### What you are asked to do
Restate all of the entries exactly, dropping any pictures they hold.

Data items
◆ ◆ ◆ ◆
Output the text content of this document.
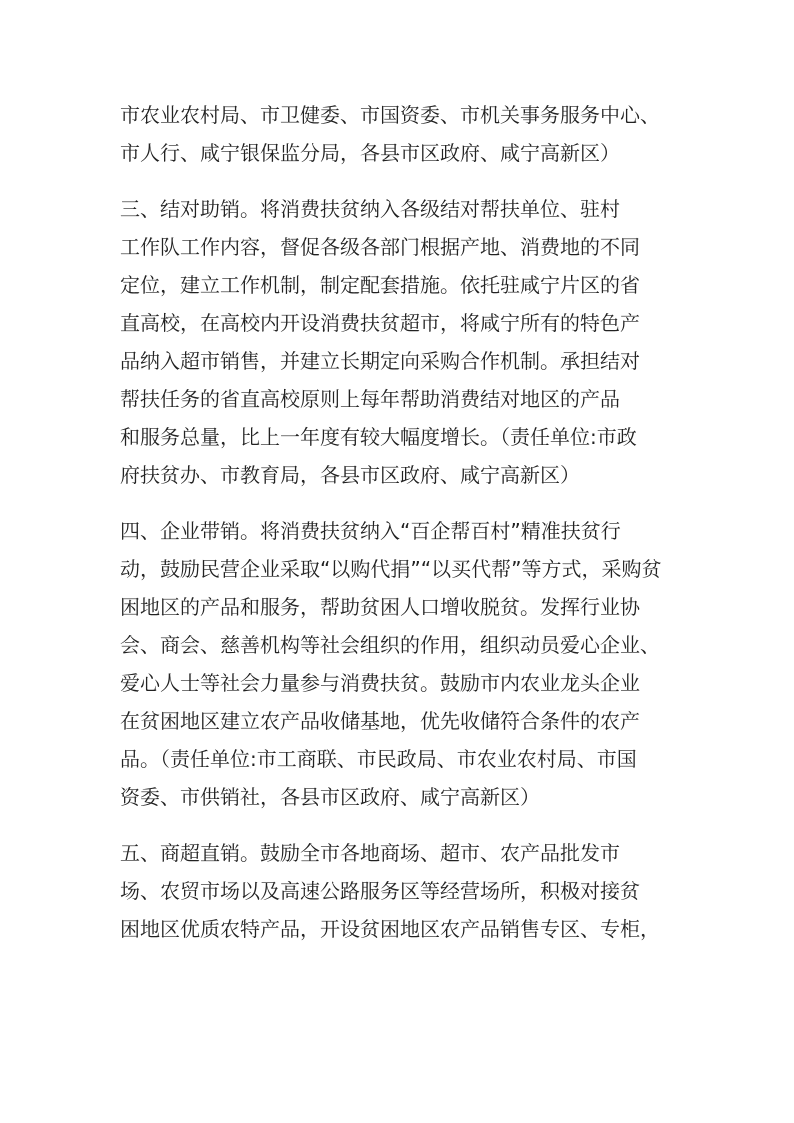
市农业农村局、市卫健委、市国资委、市机关事务服务中心、
市人行、咸宁银保监分局，各县市区政府、咸宁高新区）
三、结对助销。将消费扶贫纳入各级结对帮扶单位、驻村
工作队工作内容，督促各级各部门根据产地、消费地的不同
定位，建立工作机制，制定配套措施。依托驻咸宁片区的省
直高校，在高校内开设消费扶贫超市，将咸宁所有的特色产
品纳入超市销售，并建立长期定向采购合作机制。承担结对
帮扶任务的省直高校原则上每年帮助消费结对地区的产品
和服务总量，比上一年度有较大幅度增长。（责任单位:市政
府扶贫办、市教育局，各县市区政府、咸宁高新区）
四、企业带销。将消费扶贫纳入“百企帮百村”精准扶贫行
动，鼓励民营企业采取“以购代捐”“以买代帮”等方式，采购贫
困地区的产品和服务，帮助贫困人口增收脱贫。发挥行业协
会、商会、慈善机构等社会组织的作用，组织动员爱心企业、
爱心人士等社会力量参与消费扶贫。鼓励市内农业龙头企业
在贫困地区建立农产品收储基地，优先收储符合条件的农产
品。（责任单位:市工商联、市民政局、市农业农村局、市国
资委、市供销社，各县市区政府、咸宁高新区）
五、商超直销。鼓励全市各地商场、超市、农产品批发市
场、农贸市场以及高速公路服务区等经营场所，积极对接贫
困地区优质农特产品，开设贫困地区农产品销售专区、专柜，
◆ ◆ ◆ ◆
### The solution
Output the text content of this document.
市农业农村局、市卫健委、市国资委、市机关事务服务中心、
市人行、咸宁银保监分局，各县市区政府、咸宁高新区）
三、结对助销。将消费扶贫纳入各级结对帮扶单位、驻村
工作队工作内容，督促各级各部门根据产地、消费地的不同
定位，建立工作机制，制定配套措施。依托驻咸宁片区的省
直高校，在高校内开设消费扶贫超市，将咸宁所有的特色产
品纳入超市销售，并建立长期定向采购合作机制。承担结对
帮扶任务的省直高校原则上每年帮助消费结对地区的产品
和服务总量，比上一年度有较大幅度增长。（责任单位:市政
府扶贫办、市教育局，各县市区政府、咸宁高新区）
四、企业带销。将消费扶贫纳入“百企帮百村”精准扶贫行
动，鼓励民营企业采取“以购代捐”“以买代帮”等方式，采购贫
困地区的产品和服务，帮助贫困人口增收脱贫。发挥行业协
会、商会、慈善机构等社会组织的作用，组织动员爱心企业、
爱心人士等社会力量参与消费扶贫。鼓励市内农业龙头企业
在贫困地区建立农产品收储基地，优先收储符合条件的农产
品。（责任单位:市工商联、市民政局、市农业农村局、市国
资委、市供销社，各县市区政府、咸宁高新区）
五、商超直销。鼓励全市各地商场、超市、农产品批发市
场、农贸市场以及高速公路服务区等经营场所，积极对接贫
困地区优质农特产品，开设贫困地区农产品销售专区、专柜，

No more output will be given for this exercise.